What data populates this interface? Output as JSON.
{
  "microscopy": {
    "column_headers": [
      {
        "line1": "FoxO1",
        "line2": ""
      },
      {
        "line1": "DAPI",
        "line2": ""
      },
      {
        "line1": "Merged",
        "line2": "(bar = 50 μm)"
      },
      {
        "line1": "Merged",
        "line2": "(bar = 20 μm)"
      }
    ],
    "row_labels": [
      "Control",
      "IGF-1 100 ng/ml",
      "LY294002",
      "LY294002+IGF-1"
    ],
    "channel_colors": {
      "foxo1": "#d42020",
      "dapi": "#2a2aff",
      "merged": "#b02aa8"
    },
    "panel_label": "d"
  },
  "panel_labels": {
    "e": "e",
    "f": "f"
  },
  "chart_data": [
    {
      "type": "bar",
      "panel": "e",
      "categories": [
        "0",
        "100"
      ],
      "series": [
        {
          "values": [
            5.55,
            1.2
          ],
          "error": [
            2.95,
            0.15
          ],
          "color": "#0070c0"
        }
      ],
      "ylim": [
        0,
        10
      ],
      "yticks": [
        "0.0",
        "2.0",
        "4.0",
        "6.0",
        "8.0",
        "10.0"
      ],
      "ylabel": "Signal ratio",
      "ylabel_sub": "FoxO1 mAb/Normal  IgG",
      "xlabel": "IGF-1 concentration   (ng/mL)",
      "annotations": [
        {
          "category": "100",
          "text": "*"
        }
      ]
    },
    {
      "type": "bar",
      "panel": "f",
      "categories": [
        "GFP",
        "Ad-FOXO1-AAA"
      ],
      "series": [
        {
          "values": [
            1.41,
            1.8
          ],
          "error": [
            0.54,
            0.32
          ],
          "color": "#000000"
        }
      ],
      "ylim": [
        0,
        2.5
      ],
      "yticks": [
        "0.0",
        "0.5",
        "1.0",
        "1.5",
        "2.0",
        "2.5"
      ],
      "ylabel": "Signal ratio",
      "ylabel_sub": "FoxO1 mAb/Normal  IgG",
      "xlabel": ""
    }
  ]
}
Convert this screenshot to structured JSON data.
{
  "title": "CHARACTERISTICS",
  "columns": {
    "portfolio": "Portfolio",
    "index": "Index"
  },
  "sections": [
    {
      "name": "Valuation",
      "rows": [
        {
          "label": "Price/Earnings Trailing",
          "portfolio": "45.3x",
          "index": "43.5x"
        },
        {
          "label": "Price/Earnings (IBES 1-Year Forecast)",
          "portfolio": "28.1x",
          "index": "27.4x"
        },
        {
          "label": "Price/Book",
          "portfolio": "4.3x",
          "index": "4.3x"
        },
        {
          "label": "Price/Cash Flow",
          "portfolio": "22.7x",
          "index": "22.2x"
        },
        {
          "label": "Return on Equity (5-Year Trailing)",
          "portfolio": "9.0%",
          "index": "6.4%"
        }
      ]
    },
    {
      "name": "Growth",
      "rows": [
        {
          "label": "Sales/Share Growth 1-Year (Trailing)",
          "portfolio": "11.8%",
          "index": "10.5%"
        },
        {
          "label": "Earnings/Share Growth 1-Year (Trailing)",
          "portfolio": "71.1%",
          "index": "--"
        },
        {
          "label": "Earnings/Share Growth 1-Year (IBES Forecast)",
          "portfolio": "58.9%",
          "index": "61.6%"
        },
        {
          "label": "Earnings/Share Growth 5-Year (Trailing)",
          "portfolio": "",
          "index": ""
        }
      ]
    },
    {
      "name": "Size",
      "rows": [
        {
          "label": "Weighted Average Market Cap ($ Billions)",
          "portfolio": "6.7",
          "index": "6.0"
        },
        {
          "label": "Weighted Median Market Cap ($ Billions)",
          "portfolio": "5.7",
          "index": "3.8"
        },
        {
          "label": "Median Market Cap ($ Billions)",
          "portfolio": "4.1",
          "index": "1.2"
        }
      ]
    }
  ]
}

§ Brief: Copy out each line of the records where the string "name" appears.

§ Final answer:
      "name": "Valuation",
      "name": "Growth",
      "name": "Size",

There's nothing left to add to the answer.